Dies gilt unabhängig davon, ob zuvor eine Anfrage nach Nummer 2 gestellt oder eine Antwort nach Nummer 3 gegeben wurde.

 

4.1
Für das Unterstützungsersuchen ist das Muster 3 „Unterstützungsersuchen“ zu verwenden. Haben GV/VB eigene Erkenntnisse in Bezug auf ein Gefährdungspotenzial der VS sowie wP, sind diese in dem Ersuchen kurz zu beschreiben. Ferner sind in dem Ersuchen möglichst viele Angaben zur Person der VS sowie wP, wie Name, Anschrift, Geburtsname und soweit bekannt Geburtsdatum sowie Geburtsort aufzuführen, damit diese von der Polizei zweifelsfrei identifiziert werden können (vergleiche Nummer 2.1).

 

4.2
Da ein möglichst frühzeitiges Ersuchen die Vorplanung und Koordinierung der Einsatzkräfte auf Seiten der Polizei erleichtert, ist ein Ersuchen grundsätzlich mindestens eine Woche vor dem Termin zu stellen. In Eilfällen ist das Ersuchen an keine Frist gebunden.

—————

ANWEISUNG A:
Geben Sie aus dem Text zum Unterstützungsersuchen den Abschnitt von „Dies gilt unabhängig“ bis „(vergleiche Nummer 2.1).“ wortgetreu wieder.
ANWEISUNG B:
Zählen Sie alle Angaben zur Person auf, die der Text zum Unterstützungsersuchen für das Ersuchen ausdrücklich nennt.
ANWEISUNG C:
Setzen Sie den Text zum Unterstützungsersuchen im Anschluss an seinen letzten Satz fort.

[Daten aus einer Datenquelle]
—————

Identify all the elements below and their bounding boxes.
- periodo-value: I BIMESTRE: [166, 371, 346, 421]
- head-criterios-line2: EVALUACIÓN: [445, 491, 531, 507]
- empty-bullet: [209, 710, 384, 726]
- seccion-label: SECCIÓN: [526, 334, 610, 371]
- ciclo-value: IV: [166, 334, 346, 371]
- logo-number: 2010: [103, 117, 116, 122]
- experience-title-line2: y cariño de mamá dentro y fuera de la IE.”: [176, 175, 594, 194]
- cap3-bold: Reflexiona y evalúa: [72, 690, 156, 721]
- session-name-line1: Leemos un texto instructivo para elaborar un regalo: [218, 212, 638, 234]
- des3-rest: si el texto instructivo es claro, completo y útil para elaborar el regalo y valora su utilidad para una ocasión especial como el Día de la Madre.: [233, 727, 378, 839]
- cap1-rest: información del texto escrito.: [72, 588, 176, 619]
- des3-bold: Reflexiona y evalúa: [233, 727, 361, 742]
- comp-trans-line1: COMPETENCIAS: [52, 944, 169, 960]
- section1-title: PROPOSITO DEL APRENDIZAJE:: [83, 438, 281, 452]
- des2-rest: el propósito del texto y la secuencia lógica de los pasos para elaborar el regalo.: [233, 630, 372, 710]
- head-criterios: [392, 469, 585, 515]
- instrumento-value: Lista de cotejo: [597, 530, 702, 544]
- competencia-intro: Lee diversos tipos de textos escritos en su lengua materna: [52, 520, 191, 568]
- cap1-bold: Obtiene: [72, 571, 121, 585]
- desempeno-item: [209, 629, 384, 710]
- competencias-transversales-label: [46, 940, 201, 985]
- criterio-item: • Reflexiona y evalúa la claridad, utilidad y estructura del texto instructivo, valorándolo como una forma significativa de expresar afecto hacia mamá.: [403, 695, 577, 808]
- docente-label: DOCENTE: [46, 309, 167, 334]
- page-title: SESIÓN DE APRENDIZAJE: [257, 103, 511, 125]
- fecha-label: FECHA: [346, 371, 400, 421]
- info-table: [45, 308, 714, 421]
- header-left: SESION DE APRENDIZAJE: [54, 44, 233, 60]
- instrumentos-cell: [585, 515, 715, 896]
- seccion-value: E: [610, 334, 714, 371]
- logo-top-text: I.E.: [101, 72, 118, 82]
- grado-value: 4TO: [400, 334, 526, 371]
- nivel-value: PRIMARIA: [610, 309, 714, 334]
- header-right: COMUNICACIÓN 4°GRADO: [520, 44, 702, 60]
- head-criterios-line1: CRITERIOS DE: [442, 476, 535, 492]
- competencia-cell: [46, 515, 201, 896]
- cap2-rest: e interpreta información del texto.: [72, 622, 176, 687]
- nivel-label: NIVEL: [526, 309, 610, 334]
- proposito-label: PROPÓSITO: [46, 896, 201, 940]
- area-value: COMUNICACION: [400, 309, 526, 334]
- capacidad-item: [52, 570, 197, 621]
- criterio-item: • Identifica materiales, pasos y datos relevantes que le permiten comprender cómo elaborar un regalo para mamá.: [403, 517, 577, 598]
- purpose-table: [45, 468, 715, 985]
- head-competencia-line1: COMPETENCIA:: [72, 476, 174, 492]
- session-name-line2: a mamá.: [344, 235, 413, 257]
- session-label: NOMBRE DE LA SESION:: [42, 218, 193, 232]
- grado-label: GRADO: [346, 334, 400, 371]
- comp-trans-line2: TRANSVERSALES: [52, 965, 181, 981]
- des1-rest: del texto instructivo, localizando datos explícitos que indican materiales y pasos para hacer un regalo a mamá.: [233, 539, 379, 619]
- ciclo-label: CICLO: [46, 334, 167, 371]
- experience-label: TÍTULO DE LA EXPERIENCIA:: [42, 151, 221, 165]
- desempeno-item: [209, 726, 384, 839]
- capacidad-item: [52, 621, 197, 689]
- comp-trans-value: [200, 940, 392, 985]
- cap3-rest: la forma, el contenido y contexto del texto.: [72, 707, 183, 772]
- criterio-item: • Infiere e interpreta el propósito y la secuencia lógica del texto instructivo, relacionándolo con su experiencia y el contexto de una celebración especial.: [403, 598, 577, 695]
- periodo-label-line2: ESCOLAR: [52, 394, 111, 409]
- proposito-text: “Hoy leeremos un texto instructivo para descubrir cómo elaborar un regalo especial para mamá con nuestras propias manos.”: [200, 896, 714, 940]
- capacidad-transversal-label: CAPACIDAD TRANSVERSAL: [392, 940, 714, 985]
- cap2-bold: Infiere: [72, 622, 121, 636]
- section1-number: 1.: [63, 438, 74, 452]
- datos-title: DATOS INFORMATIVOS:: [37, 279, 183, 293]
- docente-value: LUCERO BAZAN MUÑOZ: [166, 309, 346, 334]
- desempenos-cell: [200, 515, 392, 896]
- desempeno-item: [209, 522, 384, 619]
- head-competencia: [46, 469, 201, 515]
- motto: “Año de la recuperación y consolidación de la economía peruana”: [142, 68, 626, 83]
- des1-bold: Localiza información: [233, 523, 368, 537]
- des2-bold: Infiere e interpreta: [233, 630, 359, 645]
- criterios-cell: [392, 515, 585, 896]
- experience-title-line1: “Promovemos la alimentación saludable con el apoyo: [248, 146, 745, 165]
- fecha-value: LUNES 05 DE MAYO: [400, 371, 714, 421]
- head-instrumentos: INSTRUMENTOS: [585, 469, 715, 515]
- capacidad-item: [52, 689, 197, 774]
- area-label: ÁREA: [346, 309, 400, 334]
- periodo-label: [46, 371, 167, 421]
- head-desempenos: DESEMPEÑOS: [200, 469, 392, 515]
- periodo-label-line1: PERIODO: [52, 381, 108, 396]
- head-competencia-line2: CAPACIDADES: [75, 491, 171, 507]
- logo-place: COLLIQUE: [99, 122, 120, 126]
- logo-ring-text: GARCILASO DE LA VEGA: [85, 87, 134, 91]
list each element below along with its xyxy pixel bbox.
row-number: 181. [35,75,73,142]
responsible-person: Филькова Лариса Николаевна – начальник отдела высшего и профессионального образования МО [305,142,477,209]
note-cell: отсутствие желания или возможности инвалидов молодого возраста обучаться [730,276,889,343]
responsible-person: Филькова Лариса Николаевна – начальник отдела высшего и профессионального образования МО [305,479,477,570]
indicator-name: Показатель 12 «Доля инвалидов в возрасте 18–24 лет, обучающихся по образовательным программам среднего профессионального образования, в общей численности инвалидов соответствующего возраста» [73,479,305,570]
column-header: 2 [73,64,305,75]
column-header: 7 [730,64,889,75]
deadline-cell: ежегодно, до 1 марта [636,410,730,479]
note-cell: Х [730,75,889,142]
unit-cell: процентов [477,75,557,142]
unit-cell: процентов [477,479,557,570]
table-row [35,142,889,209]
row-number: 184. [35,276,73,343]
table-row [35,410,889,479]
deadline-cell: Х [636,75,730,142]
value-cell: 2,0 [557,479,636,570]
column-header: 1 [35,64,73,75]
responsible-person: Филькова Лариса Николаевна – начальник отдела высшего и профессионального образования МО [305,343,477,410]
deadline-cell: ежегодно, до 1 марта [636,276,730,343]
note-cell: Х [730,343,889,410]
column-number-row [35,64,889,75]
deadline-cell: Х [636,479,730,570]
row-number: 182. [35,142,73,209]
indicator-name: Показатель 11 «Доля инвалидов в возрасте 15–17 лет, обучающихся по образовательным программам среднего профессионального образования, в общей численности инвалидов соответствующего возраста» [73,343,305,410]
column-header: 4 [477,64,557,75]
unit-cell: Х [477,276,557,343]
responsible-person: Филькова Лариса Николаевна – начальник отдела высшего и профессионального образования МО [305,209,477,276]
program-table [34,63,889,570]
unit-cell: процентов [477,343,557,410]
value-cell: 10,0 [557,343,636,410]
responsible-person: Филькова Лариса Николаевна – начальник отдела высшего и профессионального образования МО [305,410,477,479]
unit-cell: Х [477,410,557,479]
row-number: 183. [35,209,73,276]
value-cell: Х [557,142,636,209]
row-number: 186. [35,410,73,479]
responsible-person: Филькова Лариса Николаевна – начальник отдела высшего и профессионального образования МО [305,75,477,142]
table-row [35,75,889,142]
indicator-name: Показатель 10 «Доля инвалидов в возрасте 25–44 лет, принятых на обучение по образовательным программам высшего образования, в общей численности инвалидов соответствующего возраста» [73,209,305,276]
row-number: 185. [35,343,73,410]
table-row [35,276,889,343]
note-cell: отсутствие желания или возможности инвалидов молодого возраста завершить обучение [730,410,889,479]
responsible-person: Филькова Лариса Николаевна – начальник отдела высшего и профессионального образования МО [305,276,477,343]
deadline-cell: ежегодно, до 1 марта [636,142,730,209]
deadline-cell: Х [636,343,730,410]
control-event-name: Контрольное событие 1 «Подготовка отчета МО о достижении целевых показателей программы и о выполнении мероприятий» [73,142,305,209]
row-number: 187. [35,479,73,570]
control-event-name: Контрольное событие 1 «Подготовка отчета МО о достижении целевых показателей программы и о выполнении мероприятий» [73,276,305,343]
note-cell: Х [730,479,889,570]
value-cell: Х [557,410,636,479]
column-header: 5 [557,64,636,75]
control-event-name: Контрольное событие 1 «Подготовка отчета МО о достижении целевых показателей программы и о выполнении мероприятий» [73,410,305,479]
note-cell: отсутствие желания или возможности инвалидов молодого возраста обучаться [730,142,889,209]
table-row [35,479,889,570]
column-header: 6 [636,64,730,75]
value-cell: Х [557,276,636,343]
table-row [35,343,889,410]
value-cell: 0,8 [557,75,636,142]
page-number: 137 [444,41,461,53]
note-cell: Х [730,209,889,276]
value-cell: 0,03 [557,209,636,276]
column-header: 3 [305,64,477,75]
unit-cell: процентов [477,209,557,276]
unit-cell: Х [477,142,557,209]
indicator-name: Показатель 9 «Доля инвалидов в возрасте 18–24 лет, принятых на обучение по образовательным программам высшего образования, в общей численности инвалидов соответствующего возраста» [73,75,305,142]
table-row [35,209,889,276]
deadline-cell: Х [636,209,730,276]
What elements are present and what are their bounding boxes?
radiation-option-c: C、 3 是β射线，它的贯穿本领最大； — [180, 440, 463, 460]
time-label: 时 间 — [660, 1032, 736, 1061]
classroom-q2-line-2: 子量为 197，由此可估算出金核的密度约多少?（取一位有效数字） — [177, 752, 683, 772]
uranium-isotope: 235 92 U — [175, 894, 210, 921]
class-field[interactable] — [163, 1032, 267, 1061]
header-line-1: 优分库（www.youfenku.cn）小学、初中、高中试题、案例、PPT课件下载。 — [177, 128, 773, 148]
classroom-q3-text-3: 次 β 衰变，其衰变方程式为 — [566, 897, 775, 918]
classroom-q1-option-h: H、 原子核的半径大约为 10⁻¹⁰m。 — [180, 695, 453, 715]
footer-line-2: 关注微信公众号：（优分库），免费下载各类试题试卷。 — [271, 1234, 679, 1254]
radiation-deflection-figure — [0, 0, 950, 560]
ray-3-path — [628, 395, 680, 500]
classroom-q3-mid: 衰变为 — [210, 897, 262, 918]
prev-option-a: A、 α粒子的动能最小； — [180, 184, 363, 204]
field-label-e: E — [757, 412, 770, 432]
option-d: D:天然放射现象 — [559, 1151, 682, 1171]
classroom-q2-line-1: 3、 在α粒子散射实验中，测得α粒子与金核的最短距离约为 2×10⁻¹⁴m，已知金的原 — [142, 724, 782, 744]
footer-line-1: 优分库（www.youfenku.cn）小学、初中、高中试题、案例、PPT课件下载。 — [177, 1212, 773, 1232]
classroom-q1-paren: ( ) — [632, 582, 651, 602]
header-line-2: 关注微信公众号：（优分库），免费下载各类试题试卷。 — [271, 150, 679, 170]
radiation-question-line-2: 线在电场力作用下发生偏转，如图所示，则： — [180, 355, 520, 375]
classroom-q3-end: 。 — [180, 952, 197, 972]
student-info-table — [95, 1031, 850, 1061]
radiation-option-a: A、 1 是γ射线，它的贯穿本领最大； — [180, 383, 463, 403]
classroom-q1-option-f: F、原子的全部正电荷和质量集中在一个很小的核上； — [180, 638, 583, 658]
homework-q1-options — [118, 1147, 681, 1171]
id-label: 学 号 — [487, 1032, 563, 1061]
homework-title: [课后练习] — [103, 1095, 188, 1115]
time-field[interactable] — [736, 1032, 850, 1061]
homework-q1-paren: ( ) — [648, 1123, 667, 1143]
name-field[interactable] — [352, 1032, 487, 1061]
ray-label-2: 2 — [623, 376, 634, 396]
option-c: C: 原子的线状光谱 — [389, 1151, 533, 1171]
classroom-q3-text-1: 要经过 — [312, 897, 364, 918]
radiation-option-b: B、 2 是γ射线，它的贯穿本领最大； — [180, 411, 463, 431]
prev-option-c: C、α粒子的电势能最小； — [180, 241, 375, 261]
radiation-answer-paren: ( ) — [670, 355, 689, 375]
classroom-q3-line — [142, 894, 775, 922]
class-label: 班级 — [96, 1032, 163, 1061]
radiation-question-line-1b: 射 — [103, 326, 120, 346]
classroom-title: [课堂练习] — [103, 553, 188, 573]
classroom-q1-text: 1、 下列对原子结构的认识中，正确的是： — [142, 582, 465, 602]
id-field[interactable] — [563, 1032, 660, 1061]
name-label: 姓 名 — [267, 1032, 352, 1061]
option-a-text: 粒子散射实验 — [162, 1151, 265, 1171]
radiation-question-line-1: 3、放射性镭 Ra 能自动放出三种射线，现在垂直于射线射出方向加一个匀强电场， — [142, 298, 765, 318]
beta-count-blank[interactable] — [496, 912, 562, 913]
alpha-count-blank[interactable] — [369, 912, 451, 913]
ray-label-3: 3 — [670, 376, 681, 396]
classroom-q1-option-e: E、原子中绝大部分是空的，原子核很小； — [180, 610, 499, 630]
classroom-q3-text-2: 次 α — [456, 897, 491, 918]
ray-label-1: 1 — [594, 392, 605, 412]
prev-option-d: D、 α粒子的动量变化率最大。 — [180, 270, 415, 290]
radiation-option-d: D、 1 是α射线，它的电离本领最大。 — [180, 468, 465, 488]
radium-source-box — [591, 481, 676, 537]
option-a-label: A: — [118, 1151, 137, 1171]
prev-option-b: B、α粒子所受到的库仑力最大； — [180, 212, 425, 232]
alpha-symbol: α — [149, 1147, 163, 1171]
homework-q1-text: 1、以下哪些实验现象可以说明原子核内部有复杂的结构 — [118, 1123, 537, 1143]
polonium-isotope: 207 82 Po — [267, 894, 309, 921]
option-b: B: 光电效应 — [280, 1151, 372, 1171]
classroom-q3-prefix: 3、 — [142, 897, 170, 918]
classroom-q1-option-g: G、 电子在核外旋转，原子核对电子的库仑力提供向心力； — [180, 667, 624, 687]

—————

ERWARTETE ANTWORT A:
Dies gilt unabhängig davon, ob zuvor eine Anfrage nach Nummer 2 gestellt oder eine Antwort nach Nummer 3 gegeben wurde.

 

4.1
Für das Unterstützungsersuchen ist das Muster 3 „Unterstützungsersuchen“ zu verwenden. Haben GV/VB eigene Erkenntnisse in Bezug auf ein Gefährdungspotenzial der VS sowie wP, sind diese in dem Ersuchen kurz zu beschreiben. Ferner sind in dem Ersuchen möglichst viele Angaben zur Person der VS sowie wP, wie Name, Anschrift, Geburtsname und soweit bekannt Geburtsdatum sowie Geburtsort aufzuführen, damit diese von der Polizei zweifelsfrei identifiziert werden können (vergleiche Nummer 2.1).

ERWARTETE ANTWORT B:
Name, Anschrift, Geburtsname, Geburtsdatum, Geburtsort

ERWARTETE ANTWORT C:
 

5
Kommunikationsweg

Die Anfrage nach Nummer 2, deren Beantwortung nach Nummer 3 und ein etwaiges Unterstützungsersuchen nach Nummer 4 erfolgen
a) auf dem elektronischen Informationsweg, soweit dieser eingerichtet und verwendbar ist,
b) ansonsten schriftlich per Post oder Fax oder
c) in Eilfällen auch telefonisch oder persönlich.

 

6
Transport in Justizvollzugsanstalt

Ein im Rahmen des Vollstreckungsverfahrens erforderlich werdender Transport der VS in eine Justizvollzugsanstalt erfolgt durch die Polizei und zwar regelmäßig in die nächstgelegene Justizvollzugsanstalt. Ein gegebenenfalls erforderlich werdender Weitertransport, beispielsweise zur Vorführung bei Gericht oder aufgrund einer Verlegung, obliegt den Justizvollzugsanstalten. Der Runderlass des Innenministers vom 2. Juli 1988 - IV A 2 – 2941 bleibt unberührt.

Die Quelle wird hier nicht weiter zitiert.